[Spatial annotation entries]
** start **

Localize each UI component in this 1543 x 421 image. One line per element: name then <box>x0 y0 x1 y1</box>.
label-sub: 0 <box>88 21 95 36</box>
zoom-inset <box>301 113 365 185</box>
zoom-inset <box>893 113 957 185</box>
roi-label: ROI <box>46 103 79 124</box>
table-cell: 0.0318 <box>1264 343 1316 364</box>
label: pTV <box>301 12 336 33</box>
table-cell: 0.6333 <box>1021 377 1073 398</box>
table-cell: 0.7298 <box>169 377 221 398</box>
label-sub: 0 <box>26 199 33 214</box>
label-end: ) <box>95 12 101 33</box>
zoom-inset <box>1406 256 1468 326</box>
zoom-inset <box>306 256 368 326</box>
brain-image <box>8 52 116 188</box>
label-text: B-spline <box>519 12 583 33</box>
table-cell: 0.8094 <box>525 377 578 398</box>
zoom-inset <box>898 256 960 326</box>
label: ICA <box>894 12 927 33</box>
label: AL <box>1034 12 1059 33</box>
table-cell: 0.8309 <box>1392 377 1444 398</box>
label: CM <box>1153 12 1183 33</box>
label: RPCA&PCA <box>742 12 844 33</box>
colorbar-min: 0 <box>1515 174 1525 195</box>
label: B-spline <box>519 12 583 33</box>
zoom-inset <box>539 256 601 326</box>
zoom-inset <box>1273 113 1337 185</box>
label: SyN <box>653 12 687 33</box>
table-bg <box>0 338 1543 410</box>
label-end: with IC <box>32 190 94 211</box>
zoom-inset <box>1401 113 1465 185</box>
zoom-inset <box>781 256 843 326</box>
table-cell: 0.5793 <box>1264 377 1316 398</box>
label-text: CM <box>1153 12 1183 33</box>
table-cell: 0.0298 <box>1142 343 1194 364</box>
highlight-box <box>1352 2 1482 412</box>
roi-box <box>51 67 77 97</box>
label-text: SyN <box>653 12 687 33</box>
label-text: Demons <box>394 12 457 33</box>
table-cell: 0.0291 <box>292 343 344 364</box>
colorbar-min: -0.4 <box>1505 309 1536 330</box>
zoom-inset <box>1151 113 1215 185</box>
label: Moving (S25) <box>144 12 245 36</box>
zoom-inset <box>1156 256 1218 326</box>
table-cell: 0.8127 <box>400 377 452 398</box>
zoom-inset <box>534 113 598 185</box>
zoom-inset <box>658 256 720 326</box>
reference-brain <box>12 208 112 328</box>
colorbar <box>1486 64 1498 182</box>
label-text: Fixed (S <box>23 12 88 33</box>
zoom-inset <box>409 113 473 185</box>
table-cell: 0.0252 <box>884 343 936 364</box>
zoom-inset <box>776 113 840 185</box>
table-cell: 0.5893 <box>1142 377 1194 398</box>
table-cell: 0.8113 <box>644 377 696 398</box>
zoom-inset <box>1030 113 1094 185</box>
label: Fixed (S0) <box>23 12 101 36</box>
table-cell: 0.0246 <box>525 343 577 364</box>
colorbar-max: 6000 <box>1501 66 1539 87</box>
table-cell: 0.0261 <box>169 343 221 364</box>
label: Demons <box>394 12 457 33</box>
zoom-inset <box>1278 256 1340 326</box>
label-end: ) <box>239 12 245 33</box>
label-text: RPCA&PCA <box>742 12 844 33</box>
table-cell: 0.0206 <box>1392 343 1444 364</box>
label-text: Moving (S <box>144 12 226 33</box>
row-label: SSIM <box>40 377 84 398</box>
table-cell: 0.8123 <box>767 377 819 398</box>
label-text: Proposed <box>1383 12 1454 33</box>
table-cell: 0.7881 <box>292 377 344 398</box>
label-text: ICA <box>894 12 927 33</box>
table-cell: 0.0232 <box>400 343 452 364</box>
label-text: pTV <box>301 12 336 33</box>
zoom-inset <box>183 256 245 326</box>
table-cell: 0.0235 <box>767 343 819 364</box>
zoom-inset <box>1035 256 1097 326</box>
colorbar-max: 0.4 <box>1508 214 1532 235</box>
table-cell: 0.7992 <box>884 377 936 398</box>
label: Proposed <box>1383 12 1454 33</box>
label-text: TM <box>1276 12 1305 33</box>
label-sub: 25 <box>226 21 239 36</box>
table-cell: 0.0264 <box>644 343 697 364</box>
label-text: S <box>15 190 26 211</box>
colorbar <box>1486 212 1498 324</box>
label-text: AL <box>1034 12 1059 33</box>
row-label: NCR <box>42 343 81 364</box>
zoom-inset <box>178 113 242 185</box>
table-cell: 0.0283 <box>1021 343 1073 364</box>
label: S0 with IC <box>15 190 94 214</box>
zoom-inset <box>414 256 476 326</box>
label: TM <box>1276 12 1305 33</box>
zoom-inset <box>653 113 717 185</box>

** end **

Copy every line of the records above, character for character and with nothing changed.

Final result
Localize each UI component in this 1543 x 421 image. One line per element: name then <box>x0 y0 x1 y1</box>.
label-sub: 0 <box>88 21 95 36</box>
zoom-inset <box>301 113 365 185</box>
zoom-inset <box>893 113 957 185</box>
roi-label: ROI <box>46 103 79 124</box>
table-cell: 0.0318 <box>1264 343 1316 364</box>
label: pTV <box>301 12 336 33</box>
table-cell: 0.6333 <box>1021 377 1073 398</box>
table-cell: 0.7298 <box>169 377 221 398</box>
label-sub: 0 <box>26 199 33 214</box>
label-end: ) <box>95 12 101 33</box>
zoom-inset <box>1406 256 1468 326</box>
zoom-inset <box>306 256 368 326</box>
brain-image <box>8 52 116 188</box>
label-text: B-spline <box>519 12 583 33</box>
table-cell: 0.8094 <box>525 377 578 398</box>
zoom-inset <box>898 256 960 326</box>
label: ICA <box>894 12 927 33</box>
label: AL <box>1034 12 1059 33</box>
table-cell: 0.8309 <box>1392 377 1444 398</box>
label: CM <box>1153 12 1183 33</box>
label: RPCA&PCA <box>742 12 844 33</box>
colorbar-min: 0 <box>1515 174 1525 195</box>
label: B-spline <box>519 12 583 33</box>
zoom-inset <box>539 256 601 326</box>
zoom-inset <box>1273 113 1337 185</box>
label: SyN <box>653 12 687 33</box>
table-bg <box>0 338 1543 410</box>
label-end: with IC <box>32 190 94 211</box>
zoom-inset <box>1401 113 1465 185</box>
zoom-inset <box>781 256 843 326</box>
table-cell: 0.5793 <box>1264 377 1316 398</box>
label-text: CM <box>1153 12 1183 33</box>
table-cell: 0.0298 <box>1142 343 1194 364</box>
highlight-box <box>1352 2 1482 412</box>
roi-box <box>51 67 77 97</box>
label-text: SyN <box>653 12 687 33</box>
label-text: Demons <box>394 12 457 33</box>
table-cell: 0.0291 <box>292 343 344 364</box>
colorbar-min: -0.4 <box>1505 309 1536 330</box>
zoom-inset <box>1151 113 1215 185</box>
label: Moving (S25) <box>144 12 245 36</box>
zoom-inset <box>1156 256 1218 326</box>
table-cell: 0.8127 <box>400 377 452 398</box>
zoom-inset <box>534 113 598 185</box>
zoom-inset <box>658 256 720 326</box>
reference-brain <box>12 208 112 328</box>
colorbar <box>1486 64 1498 182</box>
label-text: Fixed (S <box>23 12 88 33</box>
zoom-inset <box>409 113 473 185</box>
table-cell: 0.0252 <box>884 343 936 364</box>
zoom-inset <box>776 113 840 185</box>
table-cell: 0.5893 <box>1142 377 1194 398</box>
table-cell: 0.8113 <box>644 377 696 398</box>
zoom-inset <box>1030 113 1094 185</box>
label: Fixed (S0) <box>23 12 101 36</box>
table-cell: 0.0246 <box>525 343 577 364</box>
colorbar-max: 6000 <box>1501 66 1539 87</box>
table-cell: 0.0261 <box>169 343 221 364</box>
label: Demons <box>394 12 457 33</box>
zoom-inset <box>1278 256 1340 326</box>
label-end: ) <box>239 12 245 33</box>
label-text: RPCA&PCA <box>742 12 844 33</box>
table-cell: 0.0206 <box>1392 343 1444 364</box>
label-text: Moving (S <box>144 12 226 33</box>
row-label: SSIM <box>40 377 84 398</box>
table-cell: 0.8123 <box>767 377 819 398</box>
label-text: Proposed <box>1383 12 1454 33</box>
table-cell: 0.7881 <box>292 377 344 398</box>
label-text: ICA <box>894 12 927 33</box>
table-cell: 0.0232 <box>400 343 452 364</box>
label-text: pTV <box>301 12 336 33</box>
zoom-inset <box>183 256 245 326</box>
table-cell: 0.0235 <box>767 343 819 364</box>
zoom-inset <box>1035 256 1097 326</box>
colorbar-max: 0.4 <box>1508 214 1532 235</box>
table-cell: 0.7992 <box>884 377 936 398</box>
label: Proposed <box>1383 12 1454 33</box>
label-text: TM <box>1276 12 1305 33</box>
label-sub: 25 <box>226 21 239 36</box>
table-cell: 0.0264 <box>644 343 697 364</box>
label-text: S <box>15 190 26 211</box>
colorbar <box>1486 212 1498 324</box>
label-text: AL <box>1034 12 1059 33</box>
row-label: NCR <box>42 343 81 364</box>
zoom-inset <box>178 113 242 185</box>
table-cell: 0.0283 <box>1021 343 1073 364</box>
label: S0 with IC <box>15 190 94 214</box>
zoom-inset <box>414 256 476 326</box>
label: TM <box>1276 12 1305 33</box>
zoom-inset <box>653 113 717 185</box>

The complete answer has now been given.